(Dataset excerpt)
•••••

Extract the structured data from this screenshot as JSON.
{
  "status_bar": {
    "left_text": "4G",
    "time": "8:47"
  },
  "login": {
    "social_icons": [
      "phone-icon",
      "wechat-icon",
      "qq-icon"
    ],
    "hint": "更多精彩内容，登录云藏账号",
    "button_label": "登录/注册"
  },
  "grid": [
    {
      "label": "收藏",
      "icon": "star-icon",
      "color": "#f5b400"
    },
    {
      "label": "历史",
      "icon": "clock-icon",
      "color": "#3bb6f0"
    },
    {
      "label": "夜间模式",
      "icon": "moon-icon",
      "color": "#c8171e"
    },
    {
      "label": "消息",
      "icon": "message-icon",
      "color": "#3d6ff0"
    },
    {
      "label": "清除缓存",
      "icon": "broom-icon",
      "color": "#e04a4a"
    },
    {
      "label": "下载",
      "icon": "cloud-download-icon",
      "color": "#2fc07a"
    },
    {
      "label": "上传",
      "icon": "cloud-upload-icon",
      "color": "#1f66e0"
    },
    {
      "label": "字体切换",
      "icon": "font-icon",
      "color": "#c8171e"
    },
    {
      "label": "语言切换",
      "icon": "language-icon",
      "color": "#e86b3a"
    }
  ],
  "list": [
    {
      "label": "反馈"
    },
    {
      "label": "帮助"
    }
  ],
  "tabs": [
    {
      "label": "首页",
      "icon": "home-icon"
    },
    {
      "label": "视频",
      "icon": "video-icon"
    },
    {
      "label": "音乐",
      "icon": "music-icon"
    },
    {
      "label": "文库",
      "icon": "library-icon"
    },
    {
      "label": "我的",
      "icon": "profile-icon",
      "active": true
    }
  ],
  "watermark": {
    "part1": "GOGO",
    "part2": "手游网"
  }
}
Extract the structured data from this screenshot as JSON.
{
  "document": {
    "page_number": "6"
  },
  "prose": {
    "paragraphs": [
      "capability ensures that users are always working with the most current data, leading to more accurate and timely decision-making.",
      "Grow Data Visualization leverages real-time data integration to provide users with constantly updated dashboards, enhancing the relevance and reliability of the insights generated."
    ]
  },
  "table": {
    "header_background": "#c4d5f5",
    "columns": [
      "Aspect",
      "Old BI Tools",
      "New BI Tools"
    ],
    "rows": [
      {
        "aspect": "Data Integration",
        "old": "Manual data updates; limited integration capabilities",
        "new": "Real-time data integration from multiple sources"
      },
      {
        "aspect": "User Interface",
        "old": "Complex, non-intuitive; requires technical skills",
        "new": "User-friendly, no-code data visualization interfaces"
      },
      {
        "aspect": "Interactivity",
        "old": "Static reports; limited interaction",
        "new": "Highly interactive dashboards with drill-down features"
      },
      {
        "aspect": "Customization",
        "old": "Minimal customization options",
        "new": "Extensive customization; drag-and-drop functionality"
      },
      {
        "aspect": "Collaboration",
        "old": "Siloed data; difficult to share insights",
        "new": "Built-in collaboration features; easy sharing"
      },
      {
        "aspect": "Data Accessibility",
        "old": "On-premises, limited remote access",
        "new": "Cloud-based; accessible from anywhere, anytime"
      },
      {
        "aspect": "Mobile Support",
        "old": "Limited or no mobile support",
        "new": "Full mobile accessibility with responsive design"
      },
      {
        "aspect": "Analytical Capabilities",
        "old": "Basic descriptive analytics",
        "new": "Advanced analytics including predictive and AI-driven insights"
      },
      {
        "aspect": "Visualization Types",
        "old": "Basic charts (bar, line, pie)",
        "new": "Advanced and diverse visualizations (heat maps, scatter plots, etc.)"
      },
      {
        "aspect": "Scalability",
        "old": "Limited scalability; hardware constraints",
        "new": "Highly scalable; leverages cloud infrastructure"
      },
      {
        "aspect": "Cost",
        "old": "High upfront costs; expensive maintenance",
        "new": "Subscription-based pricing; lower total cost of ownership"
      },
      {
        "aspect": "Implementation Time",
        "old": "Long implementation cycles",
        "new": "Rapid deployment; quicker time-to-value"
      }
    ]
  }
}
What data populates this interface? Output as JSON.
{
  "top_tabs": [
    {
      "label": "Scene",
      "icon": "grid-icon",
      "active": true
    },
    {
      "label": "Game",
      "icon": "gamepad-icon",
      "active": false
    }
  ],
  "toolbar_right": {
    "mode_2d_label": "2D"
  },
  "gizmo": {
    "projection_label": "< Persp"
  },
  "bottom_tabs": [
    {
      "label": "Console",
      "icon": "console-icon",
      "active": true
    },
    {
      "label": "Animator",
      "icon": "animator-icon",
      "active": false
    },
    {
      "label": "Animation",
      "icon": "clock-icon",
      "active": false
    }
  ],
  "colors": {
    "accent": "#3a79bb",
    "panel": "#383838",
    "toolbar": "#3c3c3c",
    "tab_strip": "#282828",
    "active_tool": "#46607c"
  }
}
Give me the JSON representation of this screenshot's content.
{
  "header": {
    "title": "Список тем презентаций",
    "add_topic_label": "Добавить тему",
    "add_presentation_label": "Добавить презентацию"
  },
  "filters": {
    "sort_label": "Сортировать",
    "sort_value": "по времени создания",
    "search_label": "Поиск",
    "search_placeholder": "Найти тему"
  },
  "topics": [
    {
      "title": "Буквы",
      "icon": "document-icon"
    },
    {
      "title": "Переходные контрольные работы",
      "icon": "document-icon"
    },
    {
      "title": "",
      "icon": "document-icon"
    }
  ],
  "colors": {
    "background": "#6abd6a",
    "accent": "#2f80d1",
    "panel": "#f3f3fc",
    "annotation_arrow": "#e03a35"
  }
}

•••••

Reproduce the full listing exactly.

*RESULT OF THE EXERCISE:*
Extract the structured data from this screenshot as JSON.
{
  "status_bar": {
    "left_text": "4G",
    "time": "8:47"
  },
  "login": {
    "social_icons": [
      "phone-icon",
      "wechat-icon",
      "qq-icon"
    ],
    "hint": "更多精彩内容，登录云藏账号",
    "button_label": "登录/注册"
  },
  "grid": [
    {
      "label": "收藏",
      "icon": "star-icon",
      "color": "#f5b400"
    },
    {
      "label": "历史",
      "icon": "clock-icon",
      "color": "#3bb6f0"
    },
    {
      "label": "夜间模式",
      "icon": "moon-icon",
      "color": "#c8171e"
    },
    {
      "label": "消息",
      "icon": "message-icon",
      "color": "#3d6ff0"
    },
    {
      "label": "清除缓存",
      "icon": "broom-icon",
      "color": "#e04a4a"
    },
    {
      "label": "下载",
      "icon": "cloud-download-icon",
      "color": "#2fc07a"
    },
    {
      "label": "上传",
      "icon": "cloud-upload-icon",
      "color": "#1f66e0"
    },
    {
      "label": "字体切换",
      "icon": "font-icon",
      "color": "#c8171e"
    },
    {
      "label": "语言切换",
      "icon": "language-icon",
      "color": "#e86b3a"
    }
  ],
  "list": [
    {
      "label": "反馈"
    },
    {
      "label": "帮助"
    }
  ],
  "tabs": [
    {
      "label": "首页",
      "icon": "home-icon"
    },
    {
      "label": "视频",
      "icon": "video-icon"
    },
    {
      "label": "音乐",
      "icon": "music-icon"
    },
    {
      "label": "文库",
      "icon": "library-icon"
    },
    {
      "label": "我的",
      "icon": "profile-icon",
      "active": true
    }
  ],
  "watermark": {
    "part1": "GOGO",
    "part2": "手游网"
  }
}
Extract the structured data from this screenshot as JSON.
{
  "document": {
    "page_number": "6"
  },
  "prose": {
    "paragraphs": [
      "capability ensures that users are always working with the most current data, leading to more accurate and timely decision-making.",
      "Grow Data Visualization leverages real-time data integration to provide users with constantly updated dashboards, enhancing the relevance and reliability of the insights generated."
    ]
  },
  "table": {
    "header_background": "#c4d5f5",
    "columns": [
      "Aspect",
      "Old BI Tools",
      "New BI Tools"
    ],
    "rows": [
      {
        "aspect": "Data Integration",
        "old": "Manual data updates; limited integration capabilities",
        "new": "Real-time data integration from multiple sources"
      },
      {
        "aspect": "User Interface",
        "old": "Complex, non-intuitive; requires technical skills",
        "new": "User-friendly, no-code data visualization interfaces"
      },
      {
        "aspect": "Interactivity",
        "old": "Static reports; limited interaction",
        "new": "Highly interactive dashboards with drill-down features"
      },
      {
        "aspect": "Customization",
        "old": "Minimal customization options",
        "new": "Extensive customization; drag-and-drop functionality"
      },
      {
        "aspect": "Collaboration",
        "old": "Siloed data; difficult to share insights",
        "new": "Built-in collaboration features; easy sharing"
      },
      {
        "aspect": "Data Accessibility",
        "old": "On-premises, limited remote access",
        "new": "Cloud-based; accessible from anywhere, anytime"
      },
      {
        "aspect": "Mobile Support",
        "old": "Limited or no mobile support",
        "new": "Full mobile accessibility with responsive design"
      },
      {
        "aspect": "Analytical Capabilities",
        "old": "Basic descriptive analytics",
        "new": "Advanced analytics including predictive and AI-driven insights"
      },
      {
        "aspect": "Visualization Types",
        "old": "Basic charts (bar, line, pie)",
        "new": "Advanced and diverse visualizations (heat maps, scatter plots, etc.)"
      },
      {
        "aspect": "Scalability",
        "old": "Limited scalability; hardware constraints",
        "new": "Highly scalable; leverages cloud infrastructure"
      },
      {
        "aspect": "Cost",
        "old": "High upfront costs; expensive maintenance",
        "new": "Subscription-based pricing; lower total cost of ownership"
      },
      {
        "aspect": "Implementation Time",
        "old": "Long implementation cycles",
        "new": "Rapid deployment; quicker time-to-value"
      }
    ]
  }
}
What data populates this interface? Output as JSON.
{
  "top_tabs": [
    {
      "label": "Scene",
      "icon": "grid-icon",
      "active": true
    },
    {
      "label": "Game",
      "icon": "gamepad-icon",
      "active": false
    }
  ],
  "toolbar_right": {
    "mode_2d_label": "2D"
  },
  "gizmo": {
    "projection_label": "< Persp"
  },
  "bottom_tabs": [
    {
      "label": "Console",
      "icon": "console-icon",
      "active": true
    },
    {
      "label": "Animator",
      "icon": "animator-icon",
      "active": false
    },
    {
      "label": "Animation",
      "icon": "clock-icon",
      "active": false
    }
  ],
  "colors": {
    "accent": "#3a79bb",
    "panel": "#383838",
    "toolbar": "#3c3c3c",
    "tab_strip": "#282828",
    "active_tool": "#46607c"
  }
}
Give me the JSON representation of this screenshot's content.
{
  "header": {
    "title": "Список тем презентаций",
    "add_topic_label": "Добавить тему",
    "add_presentation_label": "Добавить презентацию"
  },
  "filters": {
    "sort_label": "Сортировать",
    "sort_value": "по времени создания",
    "search_label": "Поиск",
    "search_placeholder": "Найти тему"
  },
  "topics": [
    {
      "title": "Буквы",
      "icon": "document-icon"
    },
    {
      "title": "Переходные контрольные работы",
      "icon": "document-icon"
    },
    {
      "title": "",
      "icon": "document-icon"
    }
  ],
  "colors": {
    "background": "#6abd6a",
    "accent": "#2f80d1",
    "panel": "#f3f3fc",
    "annotation_arrow": "#e03a35"
  }
}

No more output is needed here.